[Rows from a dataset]
○ ○ ○ ○ ○ ○ ○

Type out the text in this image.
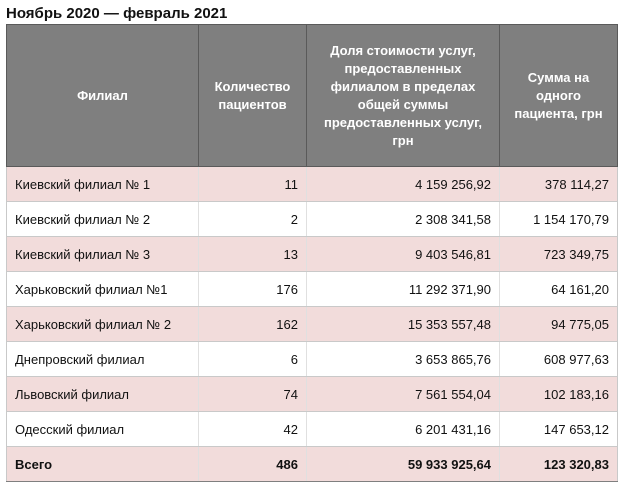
Ноябрь 2020 — февраль 2021
Филиал	Количество пациентов	Доля стоимости услуг, предоставленных филиалом в пределах общей суммы предоставленных услуг, грн	Сумма на одного пациента, грн
Киевский филиал № 1	11	4 159 256,92	378 114,27
Киевский филиал № 2	2	2 308 341,58	1 154 170,79
Киевский филиал № 3	13	9 403 546,81	723 349,75
Харьковский филиал №1	176	11 292 371,90	64 161,20
Харьковский филиал № 2	162	15 353 557,48	94 775,05
Днепровский филиал	6	3 653 865,76	608 977,63
Львовский филиал	74	7 561 554,04	102 183,16
Одесский филиал	42	6 201 431,16	147 653,12
Всего	486	59 933 925,64	123 320,83
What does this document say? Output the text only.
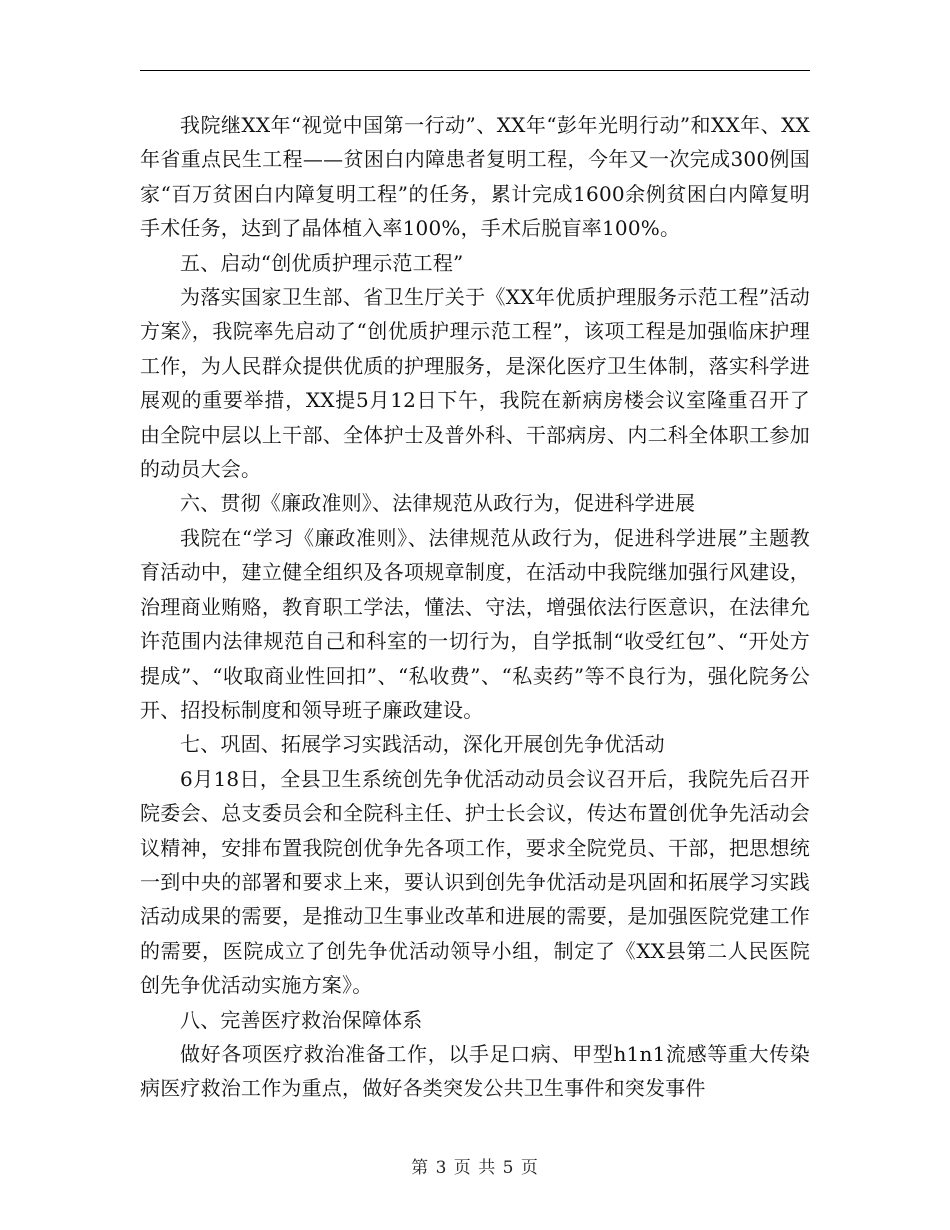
我院继XX年“视觉中国第一行动”、XX年“彭年光明行动”和XX年、XX年省重点民生工程——贫困白内障患者复明工程，今年又一次完成300例国家“百万贫困白内障复明工程”的任务，累计完成1600余例贫困白内障复明手术任务，达到了晶体植入率100%，手术后脱盲率100%。

五、启动“创优质护理示范工程”

为落实国家卫生部、省卫生厅关于《XX年优质护理服务示范工程”活动方案》，我院率先启动了“创优质护理示范工程”，该项工程是加强临床护理工作，为人民群众提供优质的护理服务，是深化医疗卫生体制，落实科学进展观的重要举措，XX提5月12日下午，我院在新病房楼会议室隆重召开了由全院中层以上干部、全体护士及普外科、干部病房、内二科全体职工参加的动员大会。

六、贯彻《廉政准则》、法律规范从政行为，促进科学进展

我院在“学习《廉政准则》、法律规范从政行为，促进科学进展”主题教育活动中，建立健全组织及各项规章制度，在活动中我院继加强行风建设，治理商业贿赂，教育职工学法，懂法、守法，增强依法行医意识，在法律允许范围内法律规范自己和科室的一切行为，自学抵制“收受红包”、“开处方提成”、“收取商业性回扣”、“私收费”、“私卖药”等不良行为，强化院务公开、招投标制度和领导班子廉政建设。

七、巩固、拓展学习实践活动，深化开展创先争优活动

6月18日，全县卫生系统创先争优活动动员会议召开后，我院先后召开院委会、总支委员会和全院科主任、护士长会议，传达布置创优争先活动会议精神，安排布置我院创优争先各项工作，要求全院党员、干部，把思想统一到中央的部署和要求上来，要认识到创先争优活动是巩固和拓展学习实践活动成果的需要，是推动卫生事业改革和进展的需要，是加强医院党建工作的需要，医院成立了创先争优活动领导小组，制定了《XX县第二人民医院创先争优活动实施方案》。

八、完善医疗救治保障体系

做好各项医疗救治准备工作，以手足口病、甲型h1n1流感等重大传染病医疗救治工作为重点，做好各类突发公共卫生事件和突发事件

第 3 页 共 5 页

○ ○ ○ ○ ○ ○ ○

WHAT TO PRODUCE | What is the number of lines in the listing that contain the string "Харьковский"? Reply with that number alone.

FULL RESPONSE | 2